### SET PROBLEM
Your task is to reproduce the entries below word for word.

### ROWS

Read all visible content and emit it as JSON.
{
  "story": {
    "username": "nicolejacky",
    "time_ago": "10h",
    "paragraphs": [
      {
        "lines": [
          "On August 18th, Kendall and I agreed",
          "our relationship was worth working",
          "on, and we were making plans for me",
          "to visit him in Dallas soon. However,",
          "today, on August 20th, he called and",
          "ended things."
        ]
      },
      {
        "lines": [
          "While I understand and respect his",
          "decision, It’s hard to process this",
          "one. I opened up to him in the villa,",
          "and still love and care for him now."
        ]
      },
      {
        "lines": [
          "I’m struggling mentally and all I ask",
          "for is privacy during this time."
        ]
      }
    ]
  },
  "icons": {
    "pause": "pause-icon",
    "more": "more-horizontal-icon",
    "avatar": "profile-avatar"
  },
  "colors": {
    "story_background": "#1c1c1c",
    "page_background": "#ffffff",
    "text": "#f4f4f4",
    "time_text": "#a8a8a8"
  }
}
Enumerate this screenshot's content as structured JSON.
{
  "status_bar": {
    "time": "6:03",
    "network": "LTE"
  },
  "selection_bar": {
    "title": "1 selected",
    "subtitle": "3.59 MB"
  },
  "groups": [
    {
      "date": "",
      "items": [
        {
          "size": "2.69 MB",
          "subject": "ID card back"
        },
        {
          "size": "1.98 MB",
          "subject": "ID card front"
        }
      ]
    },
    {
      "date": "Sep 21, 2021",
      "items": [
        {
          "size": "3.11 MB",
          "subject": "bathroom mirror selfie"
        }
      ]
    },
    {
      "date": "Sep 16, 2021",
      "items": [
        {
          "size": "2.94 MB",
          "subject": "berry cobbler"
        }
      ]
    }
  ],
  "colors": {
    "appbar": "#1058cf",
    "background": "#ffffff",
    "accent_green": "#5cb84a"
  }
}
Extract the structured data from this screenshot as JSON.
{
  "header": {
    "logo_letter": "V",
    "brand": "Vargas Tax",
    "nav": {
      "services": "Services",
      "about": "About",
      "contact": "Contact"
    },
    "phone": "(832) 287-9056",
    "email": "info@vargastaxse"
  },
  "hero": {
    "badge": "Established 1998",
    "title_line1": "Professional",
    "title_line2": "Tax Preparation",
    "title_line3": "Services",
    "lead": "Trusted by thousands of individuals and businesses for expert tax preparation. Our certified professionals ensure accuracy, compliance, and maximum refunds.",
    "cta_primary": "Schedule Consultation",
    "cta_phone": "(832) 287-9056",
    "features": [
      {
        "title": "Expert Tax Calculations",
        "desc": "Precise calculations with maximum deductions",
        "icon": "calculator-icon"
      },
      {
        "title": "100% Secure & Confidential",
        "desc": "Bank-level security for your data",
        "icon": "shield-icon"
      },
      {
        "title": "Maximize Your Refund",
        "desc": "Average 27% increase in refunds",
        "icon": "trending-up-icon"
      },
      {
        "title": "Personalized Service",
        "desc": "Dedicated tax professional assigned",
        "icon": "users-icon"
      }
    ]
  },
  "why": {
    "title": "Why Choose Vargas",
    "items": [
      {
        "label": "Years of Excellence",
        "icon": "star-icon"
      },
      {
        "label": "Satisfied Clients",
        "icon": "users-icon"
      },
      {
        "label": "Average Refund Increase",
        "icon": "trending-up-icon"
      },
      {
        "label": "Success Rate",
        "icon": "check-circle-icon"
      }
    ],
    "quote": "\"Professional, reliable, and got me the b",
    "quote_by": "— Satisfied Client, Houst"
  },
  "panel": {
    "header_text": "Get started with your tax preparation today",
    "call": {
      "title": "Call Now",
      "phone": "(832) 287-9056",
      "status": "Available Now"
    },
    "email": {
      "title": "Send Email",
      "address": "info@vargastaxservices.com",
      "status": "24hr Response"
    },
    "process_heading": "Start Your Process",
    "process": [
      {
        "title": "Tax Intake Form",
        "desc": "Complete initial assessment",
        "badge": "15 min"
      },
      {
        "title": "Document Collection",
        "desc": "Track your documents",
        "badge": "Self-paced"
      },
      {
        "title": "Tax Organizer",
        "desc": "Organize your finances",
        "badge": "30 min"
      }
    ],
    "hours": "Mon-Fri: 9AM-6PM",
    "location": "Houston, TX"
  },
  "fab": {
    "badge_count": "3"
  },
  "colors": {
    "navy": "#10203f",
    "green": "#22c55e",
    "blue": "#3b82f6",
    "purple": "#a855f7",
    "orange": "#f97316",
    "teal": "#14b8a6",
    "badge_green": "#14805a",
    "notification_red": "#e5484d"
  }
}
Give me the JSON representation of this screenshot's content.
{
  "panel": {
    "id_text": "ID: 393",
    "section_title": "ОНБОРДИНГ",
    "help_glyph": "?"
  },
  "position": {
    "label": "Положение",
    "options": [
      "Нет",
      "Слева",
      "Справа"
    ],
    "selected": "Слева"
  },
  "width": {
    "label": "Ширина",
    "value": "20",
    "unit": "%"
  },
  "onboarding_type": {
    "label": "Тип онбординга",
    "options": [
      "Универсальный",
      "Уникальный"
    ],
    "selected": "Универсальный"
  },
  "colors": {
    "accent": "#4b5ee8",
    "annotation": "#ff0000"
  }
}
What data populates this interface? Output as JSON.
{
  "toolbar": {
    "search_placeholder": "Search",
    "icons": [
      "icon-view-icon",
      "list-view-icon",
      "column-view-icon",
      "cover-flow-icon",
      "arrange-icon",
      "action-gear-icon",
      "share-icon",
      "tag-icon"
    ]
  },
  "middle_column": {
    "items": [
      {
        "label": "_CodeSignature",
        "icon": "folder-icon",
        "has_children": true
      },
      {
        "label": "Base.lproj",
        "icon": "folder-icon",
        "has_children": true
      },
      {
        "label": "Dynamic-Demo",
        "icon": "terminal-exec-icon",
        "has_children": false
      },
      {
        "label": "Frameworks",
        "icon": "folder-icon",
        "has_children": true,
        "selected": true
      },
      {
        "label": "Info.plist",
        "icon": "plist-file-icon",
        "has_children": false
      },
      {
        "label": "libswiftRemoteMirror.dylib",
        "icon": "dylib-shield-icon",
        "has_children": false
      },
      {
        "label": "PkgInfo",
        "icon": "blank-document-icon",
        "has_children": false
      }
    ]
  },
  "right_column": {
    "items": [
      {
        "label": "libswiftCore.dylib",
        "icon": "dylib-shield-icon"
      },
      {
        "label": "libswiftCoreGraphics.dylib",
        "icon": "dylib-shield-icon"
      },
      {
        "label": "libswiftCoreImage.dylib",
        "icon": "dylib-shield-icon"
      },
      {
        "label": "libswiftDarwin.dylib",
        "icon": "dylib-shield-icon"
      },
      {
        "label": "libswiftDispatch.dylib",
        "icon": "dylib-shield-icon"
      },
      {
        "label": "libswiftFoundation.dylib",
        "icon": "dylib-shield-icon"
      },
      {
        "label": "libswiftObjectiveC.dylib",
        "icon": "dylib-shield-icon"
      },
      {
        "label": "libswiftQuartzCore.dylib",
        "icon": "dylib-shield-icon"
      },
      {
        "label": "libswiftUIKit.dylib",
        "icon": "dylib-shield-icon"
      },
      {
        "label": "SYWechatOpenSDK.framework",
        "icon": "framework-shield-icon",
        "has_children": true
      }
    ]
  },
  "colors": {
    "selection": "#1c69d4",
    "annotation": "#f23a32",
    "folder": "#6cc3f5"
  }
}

### RIGHT ANSWER
Read all visible content and emit it as JSON.
{
  "story": {
    "username": "nicolejacky",
    "time_ago": "10h",
    "paragraphs": [
      {
        "lines": [
          "On August 18th, Kendall and I agreed",
          "our relationship was worth working",
          "on, and we were making plans for me",
          "to visit him in Dallas soon. However,",
          "today, on August 20th, he called and",
          "ended things."
        ]
      },
      {
        "lines": [
          "While I understand and respect his",
          "decision, It’s hard to process this",
          "one. I opened up to him in the villa,",
          "and still love and care for him now."
        ]
      },
      {
        "lines": [
          "I’m struggling mentally and all I ask",
          "for is privacy during this time."
        ]
      }
    ]
  },
  "icons": {
    "pause": "pause-icon",
    "more": "more-horizontal-icon",
    "avatar": "profile-avatar"
  },
  "colors": {
    "story_background": "#1c1c1c",
    "page_background": "#ffffff",
    "text": "#f4f4f4",
    "time_text": "#a8a8a8"
  }
}
Enumerate this screenshot's content as structured JSON.
{
  "status_bar": {
    "time": "6:03",
    "network": "LTE"
  },
  "selection_bar": {
    "title": "1 selected",
    "subtitle": "3.59 MB"
  },
  "groups": [
    {
      "date": "",
      "items": [
        {
          "size": "2.69 MB",
          "subject": "ID card back"
        },
        {
          "size": "1.98 MB",
          "subject": "ID card front"
        }
      ]
    },
    {
      "date": "Sep 21, 2021",
      "items": [
        {
          "size": "3.11 MB",
          "subject": "bathroom mirror selfie"
        }
      ]
    },
    {
      "date": "Sep 16, 2021",
      "items": [
        {
          "size": "2.94 MB",
          "subject": "berry cobbler"
        }
      ]
    }
  ],
  "colors": {
    "appbar": "#1058cf",
    "background": "#ffffff",
    "accent_green": "#5cb84a"
  }
}
Extract the structured data from this screenshot as JSON.
{
  "header": {
    "logo_letter": "V",
    "brand": "Vargas Tax",
    "nav": {
      "services": "Services",
      "about": "About",
      "contact": "Contact"
    },
    "phone": "(832) 287-9056",
    "email": "info@vargastaxse"
  },
  "hero": {
    "badge": "Established 1998",
    "title_line1": "Professional",
    "title_line2": "Tax Preparation",
    "title_line3": "Services",
    "lead": "Trusted by thousands of individuals and businesses for expert tax preparation. Our certified professionals ensure accuracy, compliance, and maximum refunds.",
    "cta_primary": "Schedule Consultation",
    "cta_phone": "(832) 287-9056",
    "features": [
      {
        "title": "Expert Tax Calculations",
        "desc": "Precise calculations with maximum deductions",
        "icon": "calculator-icon"
      },
      {
        "title": "100% Secure & Confidential",
        "desc": "Bank-level security for your data",
        "icon": "shield-icon"
      },
      {
        "title": "Maximize Your Refund",
        "desc": "Average 27% increase in refunds",
        "icon": "trending-up-icon"
      },
      {
        "title": "Personalized Service",
        "desc": "Dedicated tax professional assigned",
        "icon": "users-icon"
      }
    ]
  },
  "why": {
    "title": "Why Choose Vargas",
    "items": [
      {
        "label": "Years of Excellence",
        "icon": "star-icon"
      },
      {
        "label": "Satisfied Clients",
        "icon": "users-icon"
      },
      {
        "label": "Average Refund Increase",
        "icon": "trending-up-icon"
      },
      {
        "label": "Success Rate",
        "icon": "check-circle-icon"
      }
    ],
    "quote": "\"Professional, reliable, and got me the b",
    "quote_by": "— Satisfied Client, Houst"
  },
  "panel": {
    "header_text": "Get started with your tax preparation today",
    "call": {
      "title": "Call Now",
      "phone": "(832) 287-9056",
      "status": "Available Now"
    },
    "email": {
      "title": "Send Email",
      "address": "info@vargastaxservices.com",
      "status": "24hr Response"
    },
    "process_heading": "Start Your Process",
    "process": [
      {
        "title": "Tax Intake Form",
        "desc": "Complete initial assessment",
        "badge": "15 min"
      },
      {
        "title": "Document Collection",
        "desc": "Track your documents",
        "badge": "Self-paced"
      },
      {
        "title": "Tax Organizer",
        "desc": "Organize your finances",
        "badge": "30 min"
      }
    ],
    "hours": "Mon-Fri: 9AM-6PM",
    "location": "Houston, TX"
  },
  "fab": {
    "badge_count": "3"
  },
  "colors": {
    "navy": "#10203f",
    "green": "#22c55e",
    "blue": "#3b82f6",
    "purple": "#a855f7",
    "orange": "#f97316",
    "teal": "#14b8a6",
    "badge_green": "#14805a",
    "notification_red": "#e5484d"
  }
}
Give me the JSON representation of this screenshot's content.
{
  "panel": {
    "id_text": "ID: 393",
    "section_title": "ОНБОРДИНГ",
    "help_glyph": "?"
  },
  "position": {
    "label": "Положение",
    "options": [
      "Нет",
      "Слева",
      "Справа"
    ],
    "selected": "Слева"
  },
  "width": {
    "label": "Ширина",
    "value": "20",
    "unit": "%"
  },
  "onboarding_type": {
    "label": "Тип онбординга",
    "options": [
      "Универсальный",
      "Уникальный"
    ],
    "selected": "Универсальный"
  },
  "colors": {
    "accent": "#4b5ee8",
    "annotation": "#ff0000"
  }
}
What data populates this interface? Output as JSON.
{
  "toolbar": {
    "search_placeholder": "Search",
    "icons": [
      "icon-view-icon",
      "list-view-icon",
      "column-view-icon",
      "cover-flow-icon",
      "arrange-icon",
      "action-gear-icon",
      "share-icon",
      "tag-icon"
    ]
  },
  "middle_column": {
    "items": [
      {
        "label": "_CodeSignature",
        "icon": "folder-icon",
        "has_children": true
      },
      {
        "label": "Base.lproj",
        "icon": "folder-icon",
        "has_children": true
      },
      {
        "label": "Dynamic-Demo",
        "icon": "terminal-exec-icon",
        "has_children": false
      },
      {
        "label": "Frameworks",
        "icon": "folder-icon",
        "has_children": true,
        "selected": true
      },
      {
        "label": "Info.plist",
        "icon": "plist-file-icon",
        "has_children": false
      },
      {
        "label": "libswiftRemoteMirror.dylib",
        "icon": "dylib-shield-icon",
        "has_children": false
      },
      {
        "label": "PkgInfo",
        "icon": "blank-document-icon",
        "has_children": false
      }
    ]
  },
  "right_column": {
    "items": [
      {
        "label": "libswiftCore.dylib",
        "icon": "dylib-shield-icon"
      },
      {
        "label": "libswiftCoreGraphics.dylib",
        "icon": "dylib-shield-icon"
      },
      {
        "label": "libswiftCoreImage.dylib",
        "icon": "dylib-shield-icon"
      },
      {
        "label": "libswiftDarwin.dylib",
        "icon": "dylib-shield-icon"
      },
      {
        "label": "libswiftDispatch.dylib",
        "icon": "dylib-shield-icon"
      },
      {
        "label": "libswiftFoundation.dylib",
        "icon": "dylib-shield-icon"
      },
      {
        "label": "libswiftObjectiveC.dylib",
        "icon": "dylib-shield-icon"
      },
      {
        "label": "libswiftQuartzCore.dylib",
        "icon": "dylib-shield-icon"
      },
      {
        "label": "libswiftUIKit.dylib",
        "icon": "dylib-shield-icon"
      },
      {
        "label": "SYWechatOpenSDK.framework",
        "icon": "framework-shield-icon",
        "has_children": true
      }
    ]
  },
  "colors": {
    "selection": "#1c69d4",
    "annotation": "#f23a32",
    "folder": "#6cc3f5"
  }
}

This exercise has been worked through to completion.